▶ **Problem to work on**: Copy each line exactly. Drop every picture.

▶ **Stored data**:
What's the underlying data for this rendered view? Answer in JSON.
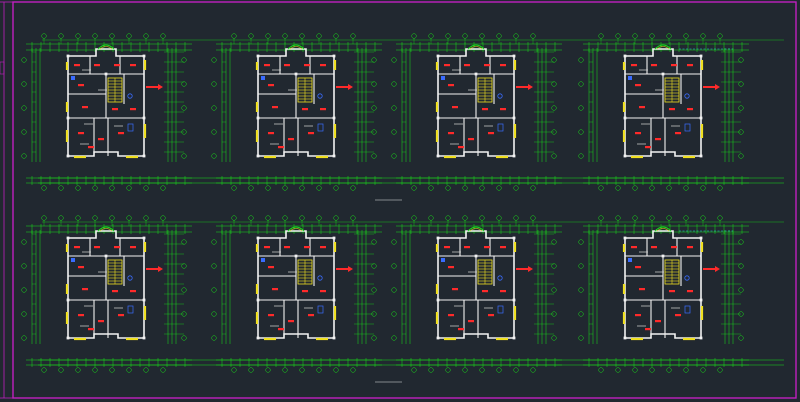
{
  "drawing": {
    "rows": [
      {
        "plan_count": 4,
        "caption": ""
      },
      {
        "plan_count": 4,
        "caption": ""
      }
    ]
  },
  "colors": {
    "background": "#212830",
    "frame": "#c020c0",
    "dimension": "#18e018",
    "wall": "#f2f2f2",
    "window": "#f0e020",
    "room_label": "#ff2a2a",
    "fixture": "#3a6cff",
    "leader": "#29c6d8"
  },
  "icons": {
    "entrance_arrow": "red-arrow-icon",
    "stair": "stair-icon",
    "axis_bubble": "axis-bubble-icon"
  }
}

▶ **Solution for this task**:
What's the underlying data for this rendered view? Answer in JSON.
{
  "drawing": {
    "rows": [
      {
        "plan_count": 4,
        "caption": ""
      },
      {
        "plan_count": 4,
        "caption": ""
      }
    ]
  },
  "colors": {
    "background": "#212830",
    "frame": "#c020c0",
    "dimension": "#18e018",
    "wall": "#f2f2f2",
    "window": "#f0e020",
    "room_label": "#ff2a2a",
    "fixture": "#3a6cff",
    "leader": "#29c6d8"
  },
  "icons": {
    "entrance_arrow": "red-arrow-icon",
    "stair": "stair-icon",
    "axis_bubble": "axis-bubble-icon"
  }
}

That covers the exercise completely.